Start of RECORDED INFORMATION

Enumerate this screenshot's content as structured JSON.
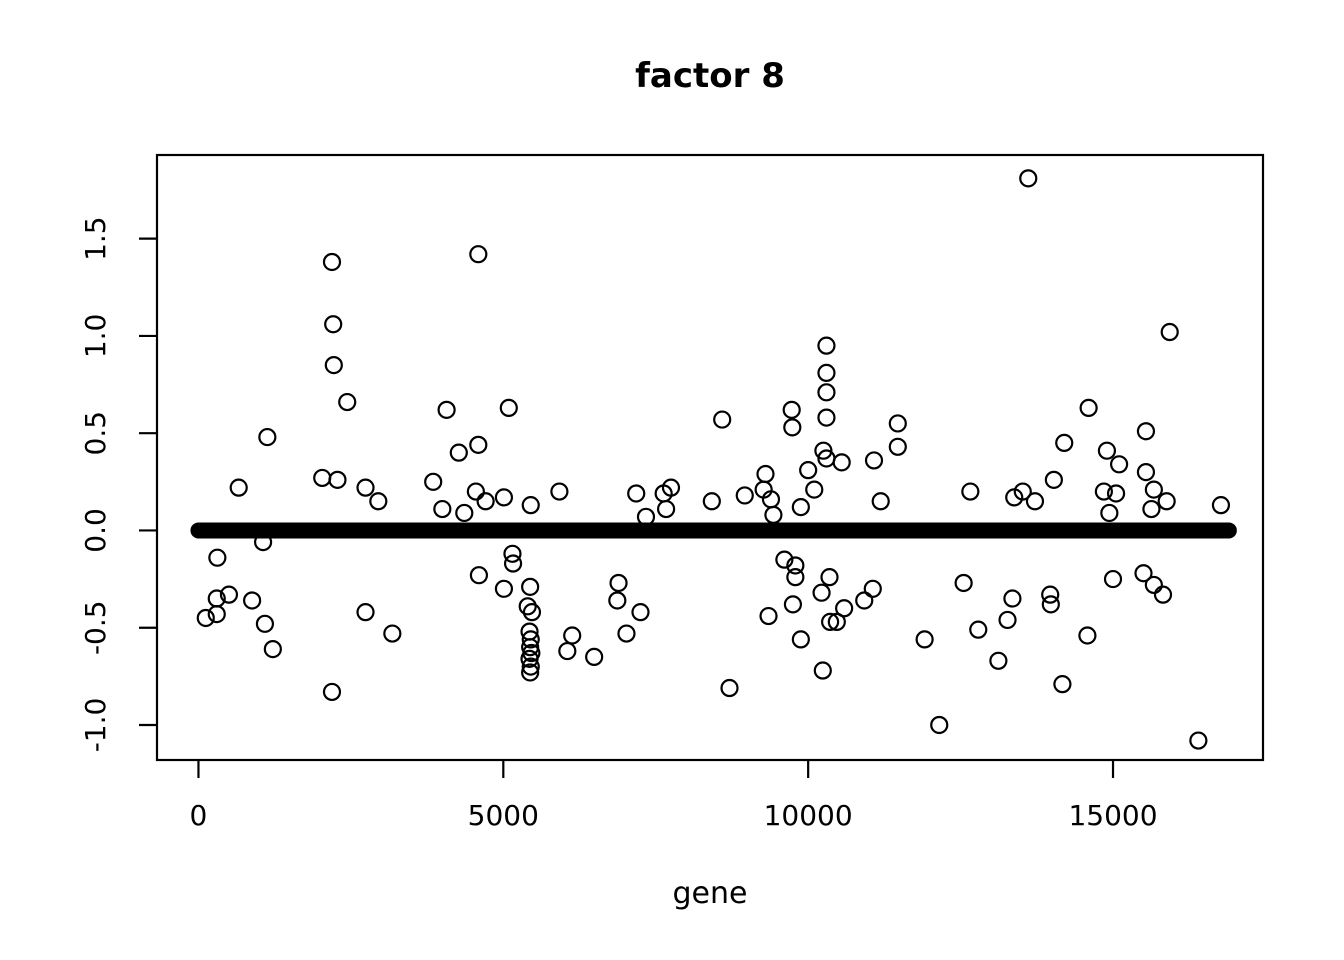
{
  "title": "factor 8",
  "xlabel": "gene",
  "colors": {
    "foreground": "#000000",
    "background": "#ffffff"
  },
  "chart_data": {
    "type": "scatter",
    "title": "factor 8",
    "xlabel": "gene",
    "ylabel": "",
    "xlim": [
      -680,
      17460
    ],
    "ylim": [
      -1.18,
      1.93
    ],
    "x_ticks": [
      0,
      5000,
      10000,
      15000
    ],
    "y_ticks": [
      -1.0,
      -0.5,
      0.0,
      0.5,
      1.0,
      1.5
    ],
    "grid": false,
    "legend": "none",
    "marker": "open-circle",
    "marker_radius_px": 8,
    "zero_band": {
      "description": "dense overplotted run of points with value ~0 for nearly all genes, drawn as a thick black band",
      "x_start": 0,
      "x_end": 16900,
      "y": 0,
      "thickness_px": 16
    },
    "points": [
      [
        120,
        -0.45
      ],
      [
        300,
        -0.35
      ],
      [
        300,
        -0.43
      ],
      [
        310,
        -0.14
      ],
      [
        500,
        -0.33
      ],
      [
        660,
        0.22
      ],
      [
        880,
        -0.36
      ],
      [
        1060,
        -0.06
      ],
      [
        1090,
        -0.48
      ],
      [
        1130,
        0.48
      ],
      [
        1220,
        -0.61
      ],
      [
        2030,
        0.27
      ],
      [
        2190,
        1.38
      ],
      [
        2210,
        1.06
      ],
      [
        2220,
        0.85
      ],
      [
        2280,
        0.26
      ],
      [
        2190,
        -0.83
      ],
      [
        2440,
        0.66
      ],
      [
        2740,
        0.22
      ],
      [
        2740,
        -0.42
      ],
      [
        2950,
        0.15
      ],
      [
        3180,
        -0.53
      ],
      [
        3850,
        0.25
      ],
      [
        4000,
        0.11
      ],
      [
        4070,
        0.62
      ],
      [
        4270,
        0.4
      ],
      [
        4360,
        0.09
      ],
      [
        4550,
        0.2
      ],
      [
        4590,
        1.42
      ],
      [
        4590,
        0.44
      ],
      [
        4600,
        -0.23
      ],
      [
        4710,
        0.15
      ],
      [
        5010,
        0.17
      ],
      [
        5010,
        -0.3
      ],
      [
        5090,
        0.63
      ],
      [
        5150,
        -0.12
      ],
      [
        5160,
        -0.17
      ],
      [
        5450,
        0.13
      ],
      [
        5440,
        -0.29
      ],
      [
        5400,
        -0.39
      ],
      [
        5470,
        -0.42
      ],
      [
        5430,
        -0.52
      ],
      [
        5450,
        -0.56
      ],
      [
        5440,
        -0.6
      ],
      [
        5460,
        -0.63
      ],
      [
        5430,
        -0.66
      ],
      [
        5450,
        -0.7
      ],
      [
        5440,
        -0.73
      ],
      [
        5920,
        0.2
      ],
      [
        6050,
        -0.62
      ],
      [
        6130,
        -0.54
      ],
      [
        6490,
        -0.65
      ],
      [
        6870,
        -0.36
      ],
      [
        6890,
        -0.27
      ],
      [
        7020,
        -0.53
      ],
      [
        7180,
        0.19
      ],
      [
        7250,
        -0.42
      ],
      [
        7340,
        0.07
      ],
      [
        7630,
        0.19
      ],
      [
        7670,
        0.11
      ],
      [
        7750,
        0.22
      ],
      [
        8420,
        0.15
      ],
      [
        8590,
        0.57
      ],
      [
        8710,
        -0.81
      ],
      [
        8960,
        0.18
      ],
      [
        9270,
        0.21
      ],
      [
        9300,
        0.29
      ],
      [
        9350,
        -0.44
      ],
      [
        9390,
        0.16
      ],
      [
        9430,
        0.08
      ],
      [
        9610,
        -0.15
      ],
      [
        9730,
        0.62
      ],
      [
        9740,
        0.53
      ],
      [
        9750,
        -0.38
      ],
      [
        9790,
        -0.18
      ],
      [
        9790,
        -0.24
      ],
      [
        9880,
        0.12
      ],
      [
        9880,
        -0.56
      ],
      [
        10000,
        0.31
      ],
      [
        10100,
        0.21
      ],
      [
        10220,
        -0.32
      ],
      [
        10240,
        -0.72
      ],
      [
        10250,
        0.41
      ],
      [
        10300,
        0.95
      ],
      [
        10300,
        0.81
      ],
      [
        10300,
        0.71
      ],
      [
        10300,
        0.58
      ],
      [
        10300,
        0.37
      ],
      [
        10350,
        -0.24
      ],
      [
        10360,
        -0.47
      ],
      [
        10470,
        -0.47
      ],
      [
        10550,
        0.35
      ],
      [
        10590,
        -0.4
      ],
      [
        10920,
        -0.36
      ],
      [
        11060,
        -0.3
      ],
      [
        11080,
        0.36
      ],
      [
        11190,
        0.15
      ],
      [
        11470,
        0.55
      ],
      [
        11470,
        0.43
      ],
      [
        11910,
        -0.56
      ],
      [
        12150,
        -1.0
      ],
      [
        12550,
        -0.27
      ],
      [
        12660,
        0.2
      ],
      [
        12790,
        -0.51
      ],
      [
        13120,
        -0.67
      ],
      [
        13270,
        -0.46
      ],
      [
        13350,
        -0.35
      ],
      [
        13380,
        0.17
      ],
      [
        13520,
        0.2
      ],
      [
        13610,
        1.81
      ],
      [
        13720,
        0.15
      ],
      [
        13970,
        -0.33
      ],
      [
        13980,
        -0.38
      ],
      [
        14030,
        0.26
      ],
      [
        14170,
        -0.79
      ],
      [
        14200,
        0.45
      ],
      [
        14580,
        -0.54
      ],
      [
        14600,
        0.63
      ],
      [
        14850,
        0.2
      ],
      [
        14900,
        0.41
      ],
      [
        14940,
        0.09
      ],
      [
        15000,
        -0.25
      ],
      [
        15050,
        0.19
      ],
      [
        15100,
        0.34
      ],
      [
        15500,
        -0.22
      ],
      [
        15540,
        0.51
      ],
      [
        15540,
        0.3
      ],
      [
        15630,
        0.11
      ],
      [
        15670,
        0.21
      ],
      [
        15670,
        -0.28
      ],
      [
        15820,
        -0.33
      ],
      [
        15880,
        0.15
      ],
      [
        15930,
        1.02
      ],
      [
        16400,
        -1.08
      ],
      [
        16770,
        0.13
      ]
    ]
  }
}
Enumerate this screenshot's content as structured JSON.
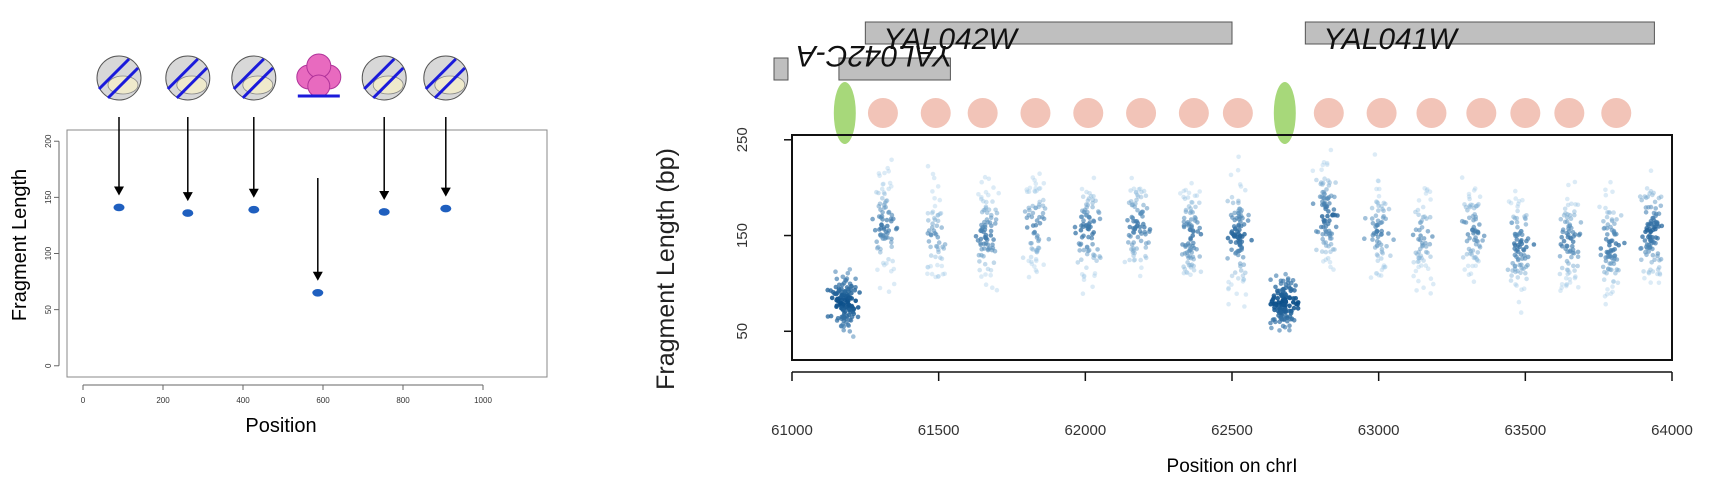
{
  "chart_data": [
    {
      "type": "scatter",
      "title": "",
      "xlabel": "Position",
      "ylabel": "Fragment Length",
      "xlim": [
        -40,
        1160
      ],
      "ylim": [
        -10,
        210
      ],
      "x_ticks": [
        "0",
        "200",
        "400",
        "600",
        "800",
        "1000"
      ],
      "y_ticks": [
        "0",
        "50",
        "100",
        "150",
        "200"
      ],
      "grid": false,
      "legend": "none",
      "points": [
        {
          "x": 90,
          "y": 141
        },
        {
          "x": 262,
          "y": 136
        },
        {
          "x": 427,
          "y": 139
        },
        {
          "x": 587,
          "y": 65
        },
        {
          "x": 753,
          "y": 137
        },
        {
          "x": 907,
          "y": 140
        }
      ],
      "annotations": {
        "icons": [
          "nucleosome-icon",
          "nucleosome-icon",
          "nucleosome-icon",
          "protein-complex-icon",
          "nucleosome-icon",
          "nucleosome-icon"
        ],
        "point_color": "#1f5fbf",
        "arrow_color": "#000000"
      }
    },
    {
      "type": "scatter",
      "title": "",
      "xlabel": "Position on chrI",
      "ylabel": "Fragment Length (bp)",
      "xlim": [
        61000,
        64000
      ],
      "ylim": [
        20,
        255
      ],
      "x_ticks": [
        "61000",
        "61500",
        "62000",
        "62500",
        "63000",
        "63500",
        "64000"
      ],
      "y_ticks": [
        "50",
        "150",
        "250"
      ],
      "grid": false,
      "legend": "none",
      "genes": [
        {
          "name": "YAL042W",
          "start": 61250,
          "end": 62500,
          "strand": "+"
        },
        {
          "name": "YAL041W",
          "start": 62750,
          "end": 63940,
          "strand": "+"
        },
        {
          "name": "YAL042C-A",
          "start": 61160,
          "end": 61540,
          "strand": "-"
        }
      ],
      "nucleosome_centers": [
        61310,
        61490,
        61650,
        61830,
        62010,
        62190,
        62370,
        62520,
        62830,
        63010,
        63180,
        63350,
        63500,
        63650,
        63810
      ],
      "nfr_centers": [
        61180,
        62680
      ],
      "clusters": [
        {
          "x": 61180,
          "y": 80,
          "density": 1.0
        },
        {
          "x": 61320,
          "y": 160,
          "density": 0.55
        },
        {
          "x": 61490,
          "y": 150,
          "density": 0.3
        },
        {
          "x": 61660,
          "y": 150,
          "density": 0.55
        },
        {
          "x": 61830,
          "y": 160,
          "density": 0.45
        },
        {
          "x": 62010,
          "y": 155,
          "density": 0.6
        },
        {
          "x": 62180,
          "y": 160,
          "density": 0.55
        },
        {
          "x": 62360,
          "y": 150,
          "density": 0.6
        },
        {
          "x": 62520,
          "y": 150,
          "density": 0.75
        },
        {
          "x": 62680,
          "y": 80,
          "density": 1.0
        },
        {
          "x": 62820,
          "y": 170,
          "density": 0.7
        },
        {
          "x": 63000,
          "y": 155,
          "density": 0.45
        },
        {
          "x": 63150,
          "y": 150,
          "density": 0.35
        },
        {
          "x": 63320,
          "y": 155,
          "density": 0.45
        },
        {
          "x": 63480,
          "y": 140,
          "density": 0.6
        },
        {
          "x": 63650,
          "y": 145,
          "density": 0.55
        },
        {
          "x": 63790,
          "y": 140,
          "density": 0.6
        },
        {
          "x": 63930,
          "y": 155,
          "density": 0.75
        }
      ],
      "colors": {
        "nucleosome": "#f2c4b8",
        "nfr": "#a7d87a",
        "gene_box": "#bfbfbf",
        "point_dark": "#0b4f8a",
        "point_light": "#9cc7e6"
      }
    }
  ]
}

End of RECORDED INFORMATION

ASSIGNMENT: A single number is the whole answer: how many lines in the entries hold the word "name".

ANSWER TO THE EXERCISE: 3